• _INPUT DATA_:
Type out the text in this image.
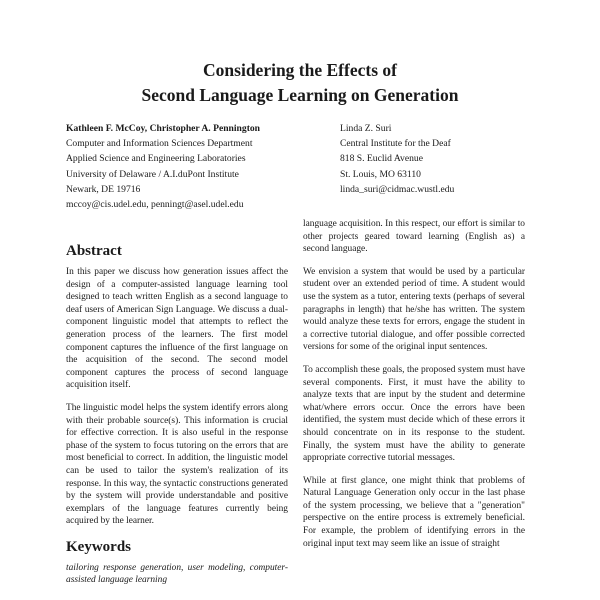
Considering the Effects of
Second Language Learning on Generation
Kathleen F. McCoy, Christopher A. Pennington
Computer and Information Sciences Department
Applied Science and Engineering Laboratories
University of Delaware / A.I.duPont Institute
Newark, DE 19716
mccoy@cis.udel.edu, penningt@asel.udel.edu
Linda Z. Suri
Central Institute for the Deaf
818 S. Euclid Avenue
St. Louis, MO 63110
linda_suri@cidmac.wustl.edu
Abstract
In this paper we discuss how generation issues affect the design of a computer-assisted language learning tool designed to teach written English as a second language to deaf users of American Sign Language. We discuss a dual-component linguistic model that attempts to reflect the generation process of the learners. The first model component captures the influence of the first language on the acquisition of the second. The second model component captures the process of second language acquisition itself.
The linguistic model helps the system identify errors along with their probable source(s). This information is crucial for effective correction. It is also useful in the response phase of the system to focus tutoring on the errors that are most beneficial to correct. In addition, the linguistic model can be used to tailor the system's realization of its response. In this way, the syntactic constructions generated by the system will provide understandable and positive exemplars of the language features currently being acquired by the learner.
Keywords
tailoring response generation, user modeling, computer-assisted language learning
language acquisition. In this respect, our effort is similar to other projects geared toward learning (English as) a second language.
We envision a system that would be used by a particular student over an extended period of time. A student would use the system as a tutor, entering texts (perhaps of several paragraphs in length) that he/she has written. The system would analyze these texts for errors, engage the student in a corrective tutorial dialogue, and offer possible corrected versions for some of the original input sentences.
To accomplish these goals, the proposed system must have several components. First, it must have the ability to analyze texts that are input by the student and determine what/where errors occur. Once the errors have been identified, the system must decide which of these errors it should concentrate on in its response to the student. Finally, the system must have the ability to generate appropriate corrective tutorial messages.
While at first glance, one might think that problems of Natural Language Generation only occur in the last phase of the system processing, we believe that a "generation" perspective on the entire process is extremely beneficial. For example, the problem of identifying errors in the original input text may seem like an issue of straight
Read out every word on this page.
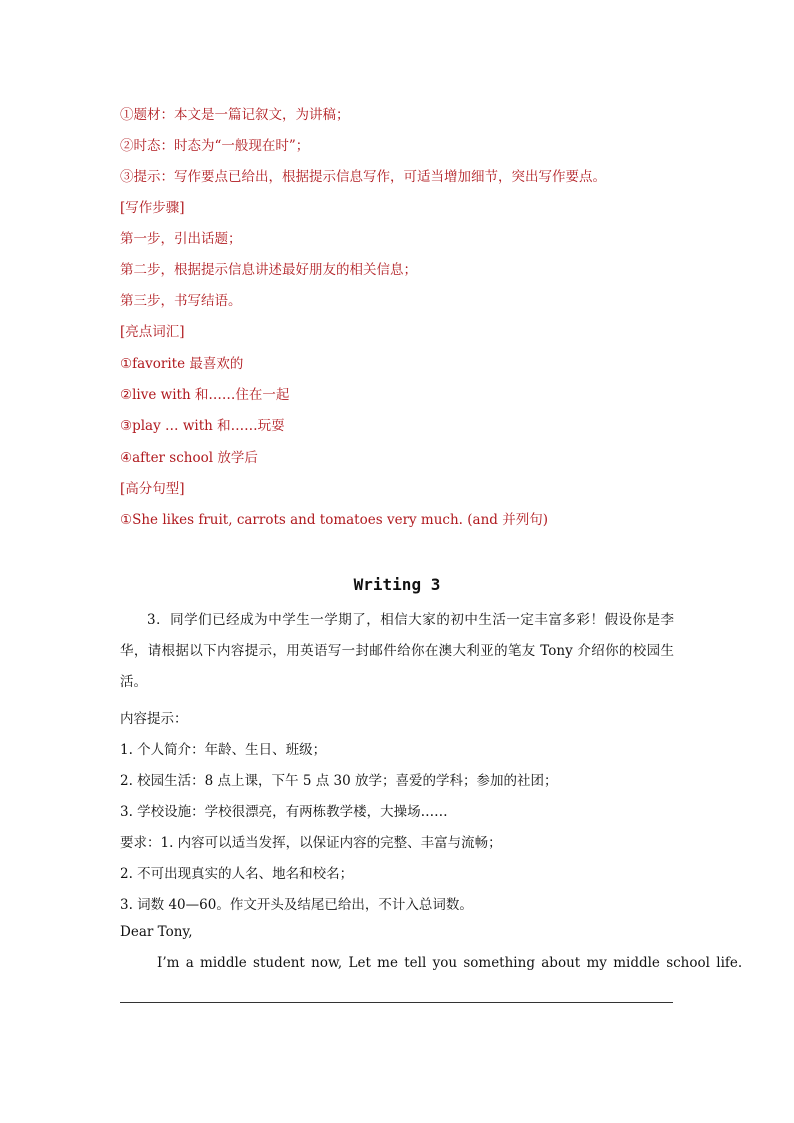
①题材：本文是一篇记叙文，为讲稿；
②时态：时态为“一般现在时”；
③提示：写作要点已给出，根据提示信息写作，可适当增加细节，突出写作要点。
[写作步骤]
第一步，引出话题；
第二步，根据提示信息讲述最好朋友的相关信息；
第三步，书写结语。
[亮点词汇]
①favorite 最喜欢的
②live with 和……住在一起
③play … with 和……玩耍
④after school 放学后
[高分句型]
①She likes fruit, carrots and tomatoes very much. (and 并列句)
Writing 3
3．同学们已经成为中学生一学期了，相信大家的初中生活一定丰富多彩！假设你是李华，请根据以下内容提示，用英语写一封邮件给你在澳大利亚的笔友 Tony 介绍你的校园生活。
内容提示：
1. 个人简介：年龄、生日、班级；
2. 校园生活：8 点上课，下午 5 点 30 放学；喜爱的学科；参加的社团；
3. 学校设施：学校很漂亮，有两栋教学楼，大操场……
要求：1. 内容可以适当发挥，以保证内容的完整、丰富与流畅；
2. 不可出现真实的人名、地名和校名；
3. 词数 40—60。作文开头及结尾已给出，不计入总词数。
Dear Tony,
I’m a middle student now, Let me tell you something about my middle school life.
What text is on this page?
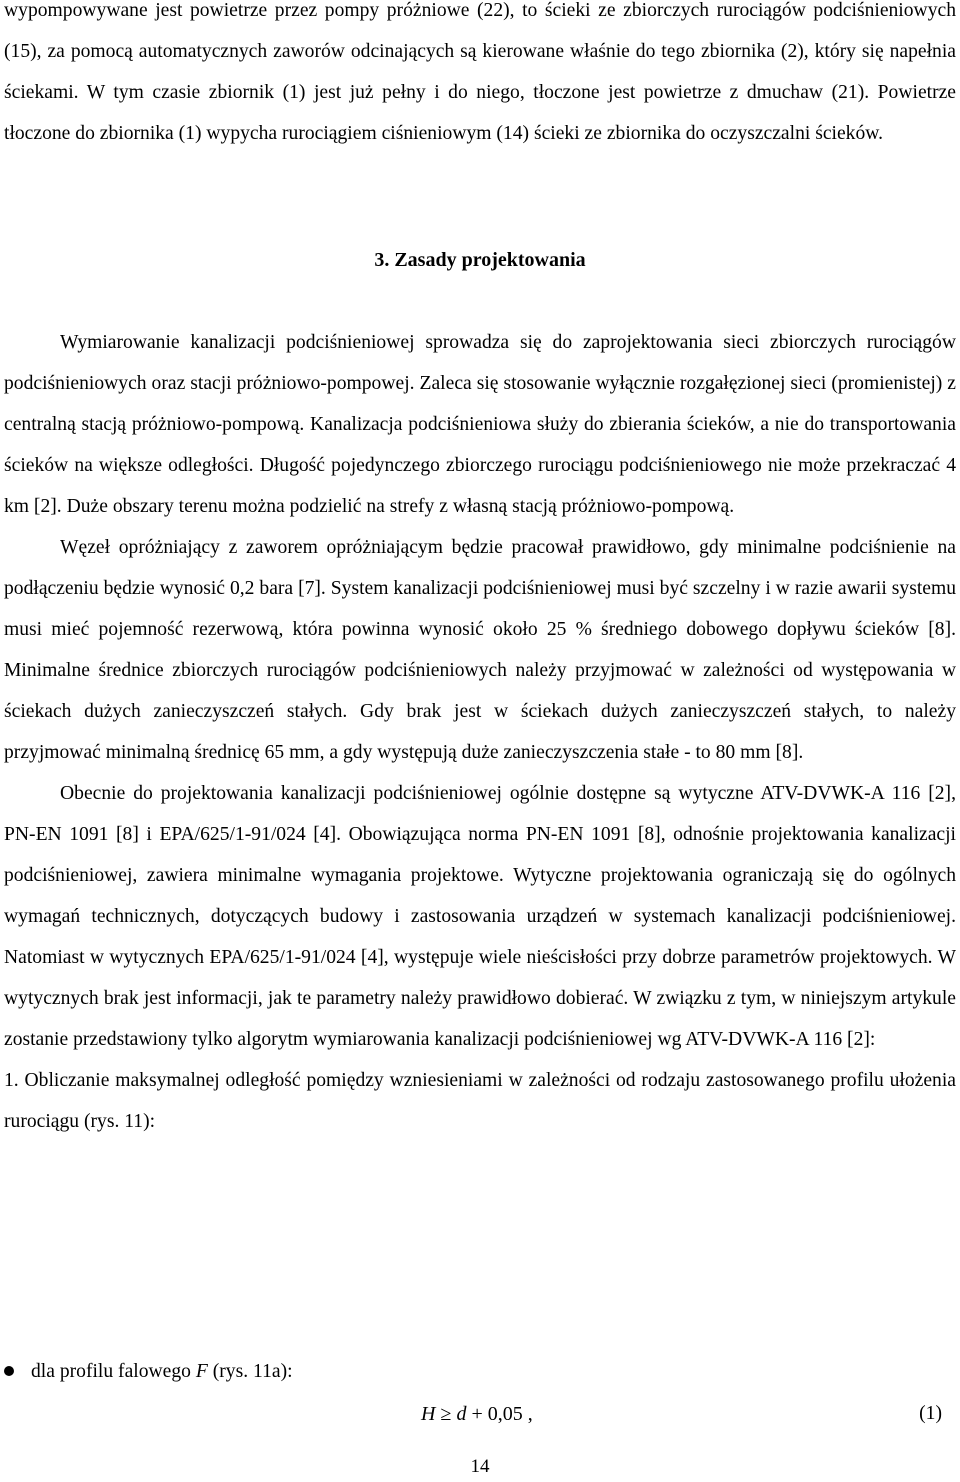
wypompowywane jest powietrze przez pompy próżniowe (22), to ścieki ze zbiorczych rurociągów podciśnieniowych (15), za pomocą automatycznych zaworów odcinających są kierowane właśnie do tego zbiornika (2), który się napełnia ściekami. W tym czasie zbiornik (1) jest już pełny i do niego, tłoczone jest powietrze z dmuchaw (21). Powietrze tłoczone do zbiornika (1) wypycha rurociągiem ciśnieniowym (14) ścieki ze zbiornika do oczyszczalni ścieków.

3. Zasady projektowania

Wymiarowanie kanalizacji podciśnieniowej sprowadza się do zaprojektowania sieci zbiorczych rurociągów podciśnieniowych oraz stacji próżniowo-pompowej. Zaleca się stosowanie wyłącznie rozgałęzionej sieci (promienistej) z centralną stacją próżniowo-pompową. Kanalizacja podciśnieniowa służy do zbierania ścieków, a nie do transportowania ścieków na większe odległości. Długość pojedynczego zbiorczego rurociągu podciśnieniowego nie może przekraczać 4 km [2]. Duże obszary terenu można podzielić na strefy z własną stacją próżniowo-pompową.

Węzeł opróżniający z zaworem opróżniającym będzie pracował prawidłowo, gdy minimalne podciśnienie na podłączeniu będzie wynosić 0,2 bara [7]. System kanalizacji podciśnieniowej musi być szczelny i w razie awarii systemu musi mieć pojemność rezerwową, która powinna wynosić około 25 % średniego dobowego dopływu ścieków [8]. Minimalne średnice zbiorczych rurociągów podciśnieniowych należy przyjmować w zależności od występowania w ściekach dużych zanieczyszczeń stałych. Gdy brak jest w ściekach dużych zanieczyszczeń stałych, to należy przyjmować minimalną średnicę 65 mm, a gdy występują duże zanieczyszczenia stałe - to 80 mm [8].

Obecnie do projektowania kanalizacji podciśnieniowej ogólnie dostępne są wytyczne ATV-DVWK-A 116 [2], PN-EN 1091 [8] i EPA/625/1-91/024 [4]. Obowiązująca norma PN-EN 1091 [8], odnośnie projektowania kanalizacji podciśnieniowej, zawiera minimalne wymagania projektowe. Wytyczne projektowania ograniczają się do ogólnych wymagań technicznych, dotyczących budowy i zastosowania urządzeń w systemach kanalizacji podciśnieniowej. Natomiast w wytycznych EPA/625/1-91/024 [4], występuje wiele nieścisłości przy dobrze parametrów projektowych. W wytycznych brak jest informacji, jak te parametry należy prawidłowo dobierać. W związku z tym, w niniejszym artykule zostanie przedstawiony tylko algorytm wymiarowania kanalizacji podciśnieniowej wg ATV-DVWK-A 116 [2]:

1. Obliczanie maksymalnej odległość pomiędzy wzniesieniami w zależności od rodzaju zastosowanego profilu ułożenia rurociągu (rys. 11):

dla profilu falowego F (rys. 11a):
H ≥ d + 0,05 ,	(1)
14
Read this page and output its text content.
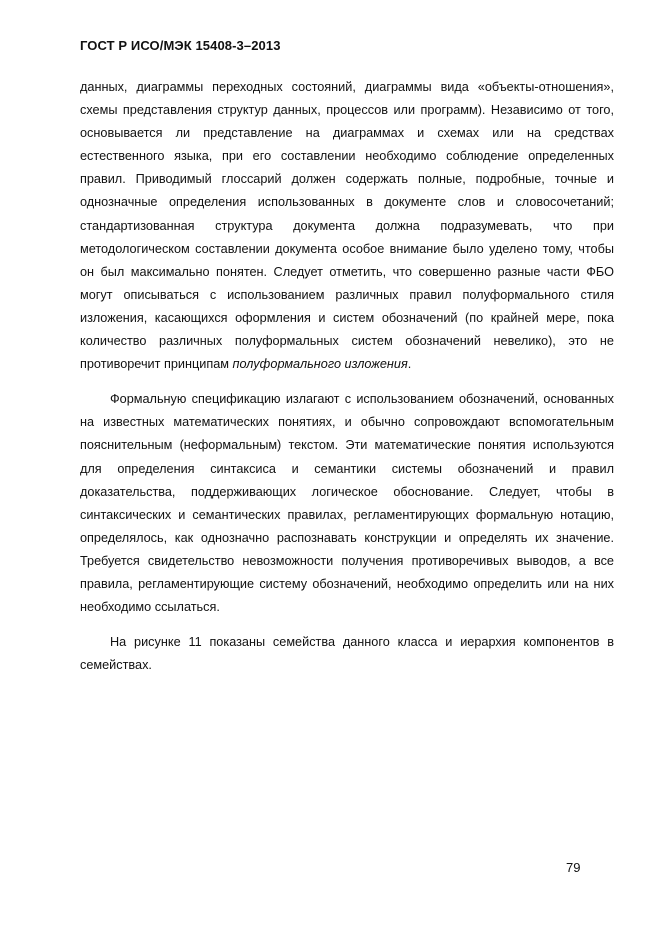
ГОСТ Р ИСО/МЭК 15408-3–2013

данных, диаграммы переходных состояний, диаграммы вида «объекты-отношения», схемы представления структур данных, процессов или программ). Независимо от того, основывается ли представление на диаграммах и схемах или на средствах естественного языка, при его составлении необходимо соблюдение определенных правил. Приводимый глоссарий должен содержать полные, подробные, точные и однозначные определения использованных в документе слов и словосочетаний; стандартизованная структура документа должна подразумевать, что при методологическом составлении документа особое внимание было уделено тому, чтобы он был максимально понятен. Следует отметить, что совершенно разные части ФБО могут описываться с использованием различных правил полуформального стиля изложения, касающихся оформления и систем обозначений (по крайней мере, пока количество различных полуформальных систем обозначений невелико), это не противоречит принципам полуформального изложения.

Формальную спецификацию излагают с использованием обозначений, основанных на известных математических понятиях, и обычно сопровождают вспомогательным пояснительным (неформальным) текстом. Эти математические понятия используются для определения синтаксиса и семантики системы обозначений и правил доказательства, поддерживающих логическое обоснование. Следует, чтобы в синтаксических и семантических правилах, регламентирующих формальную нотацию, определялось, как однозначно распознавать конструкции и определять их значение. Требуется свидетельство невозможности получения противоречивых выводов, а все правила, регламентирующие систему обозначений, необходимо определить или на них необходимо ссылаться.

На рисунке 11 показаны семейства данного класса и иерархия компонентов в семействах.

79
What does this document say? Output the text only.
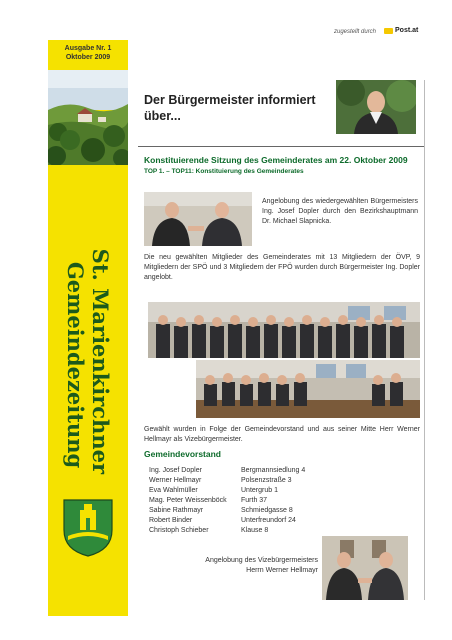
Ausgabe Nr. 1
Oktober 2009
St. Marienkirchner Gemeindezeitung
zugestellt durch	Post.at
Der Bürgermeister informiert über...
Konstituierende Sitzung des Gemeinderates am 22. Oktober 2009
TOP 1. – TOP11: Konstituierung des Gemeinderates
Angelobung des wiedergewählten Bürgermeisters Ing. Josef Dopler durch den Bezirkshauptmann Dr. Michael Slapnicka.
Die neu gewählten Mitglieder des Gemeinderates mit 13 Mitgliedern der ÖVP, 9 Mitgliedern der SPÖ und 3 Mitgliedern der FPÖ wurden durch Bürgermeister Ing. Dopler angelobt.
Gewählt wurden in Folge der Gemeindevorstand und aus seiner Mitte Herr Werner Hellmayr als Vizebürgermeister.
Gemeindevorstand
Ing. Josef Dopler	Bergmannsiedlung 4
Werner Hellmayr	Polsenzstraße 3
Eva Wahlmüller	Untergrub 1
Mag. Peter Weissenböck	Furth 37
Sabine Rathmayr	Schmiedgasse 8
Robert Binder	Unterfreundorf 24
Christoph Schieber	Klause 8
Angelobung des Vizebürgermeisters
Herrn Werner Hellmayr
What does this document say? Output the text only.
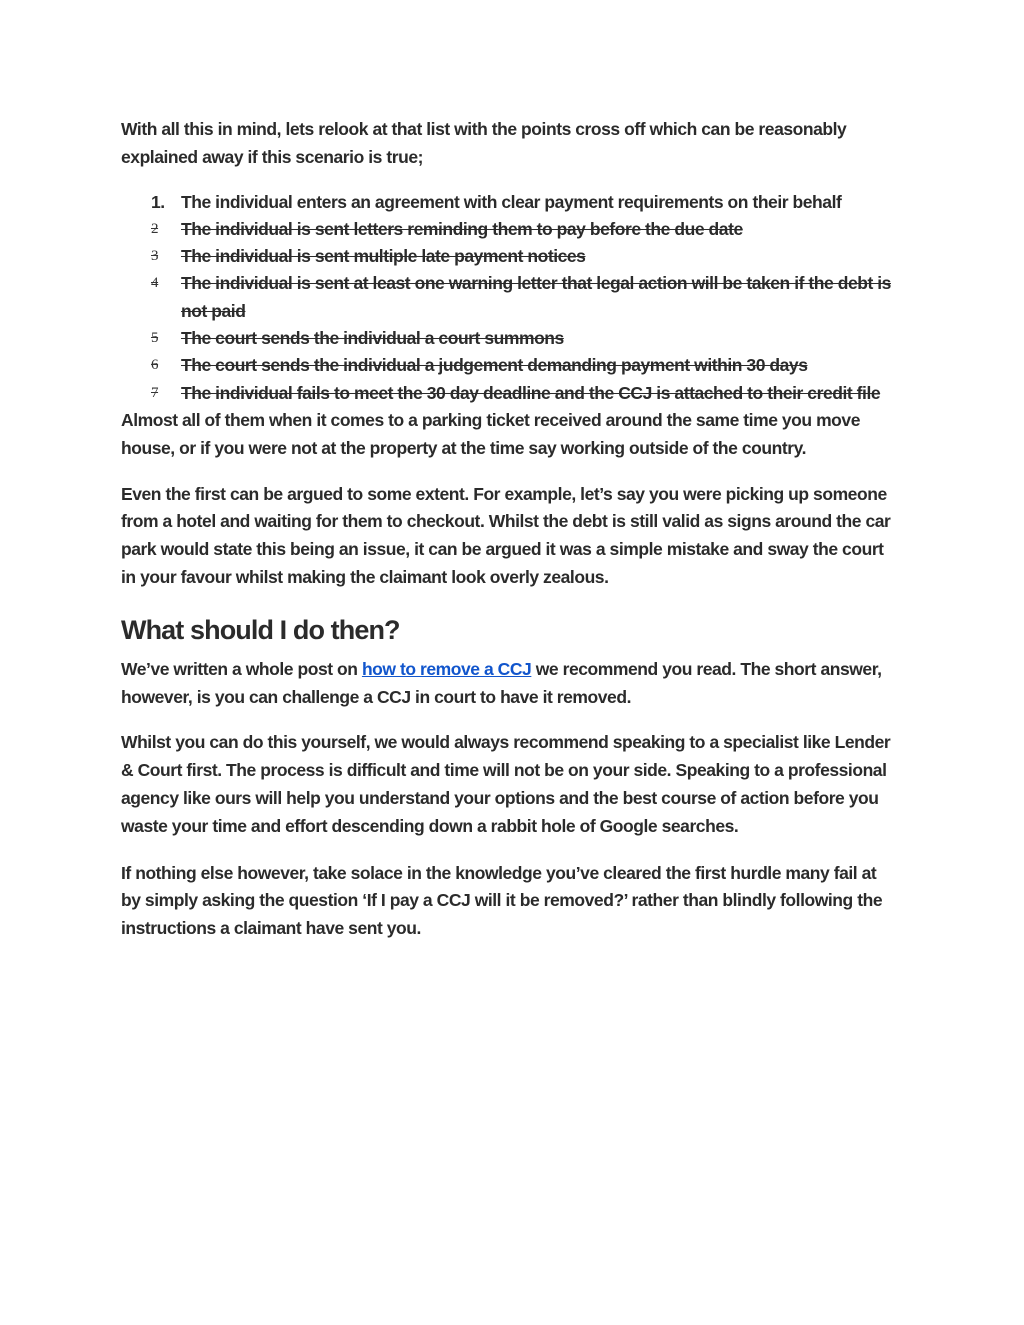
With all this in mind, lets relook at that list with the points cross off which can be reasonably explained away if this scenario is true;

1. The individual enters an agreement with clear payment requirements on their behalf
2	The individual is sent letters reminding them to pay before the due date
3	The individual is sent multiple late payment notices
4	The individual is sent at least one warning letter that legal action will be taken if the debt is not paid
5	The court sends the individual a court summons
6	The court sends the individual a judgement demanding payment within 30 days
7	The individual fails to meet the 30 day deadline and the CCJ is attached to their credit file

Almost all of them when it comes to a parking ticket received around the same time you move house, or if you were not at the property at the time say working outside of the country.

Even the first can be argued to some extent. For example, let’s say you were picking up someone from a hotel and waiting for them to checkout. Whilst the debt is still valid as signs around the car park would state this being an issue, it can be argued it was a simple mistake and sway the court in your favour whilst making the claimant look overly zealous.

What should I do then?

We’ve written a whole post on how to remove a CCJ we recommend you read. The short answer, however, is you can challenge a CCJ in court to have it removed.

Whilst you can do this yourself, we would always recommend speaking to a specialist like Lender & Court first. The process is difficult and time will not be on your side. Speaking to a professional agency like ours will help you understand your options and the best course of action before you waste your time and effort descending down a rabbit hole of Google searches.

If nothing else however, take solace in the knowledge you’ve cleared the first hurdle many fail at by simply asking the question ‘If I pay a CCJ will it be removed?’ rather than blindly following the instructions a claimant have sent you.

• _JOB_:
Using the data above, copy each line that contains "durch".

• _ANSWER TO THIS PROBLEM_:
zugestellt durch	Post.at
Angelobung des wiedergewählten Bürgermeisters Ing. Josef Dopler durch den Bezirkshauptmann Dr. Michael Slapnicka.
Die neu gewählten Mitglieder des Gemeinderates mit 13 Mitgliedern der ÖVP, 9 Mitgliedern der SPÖ und 3 Mitgliedern der FPÖ wurden durch Bürgermeister Ing. Dopler angelobt.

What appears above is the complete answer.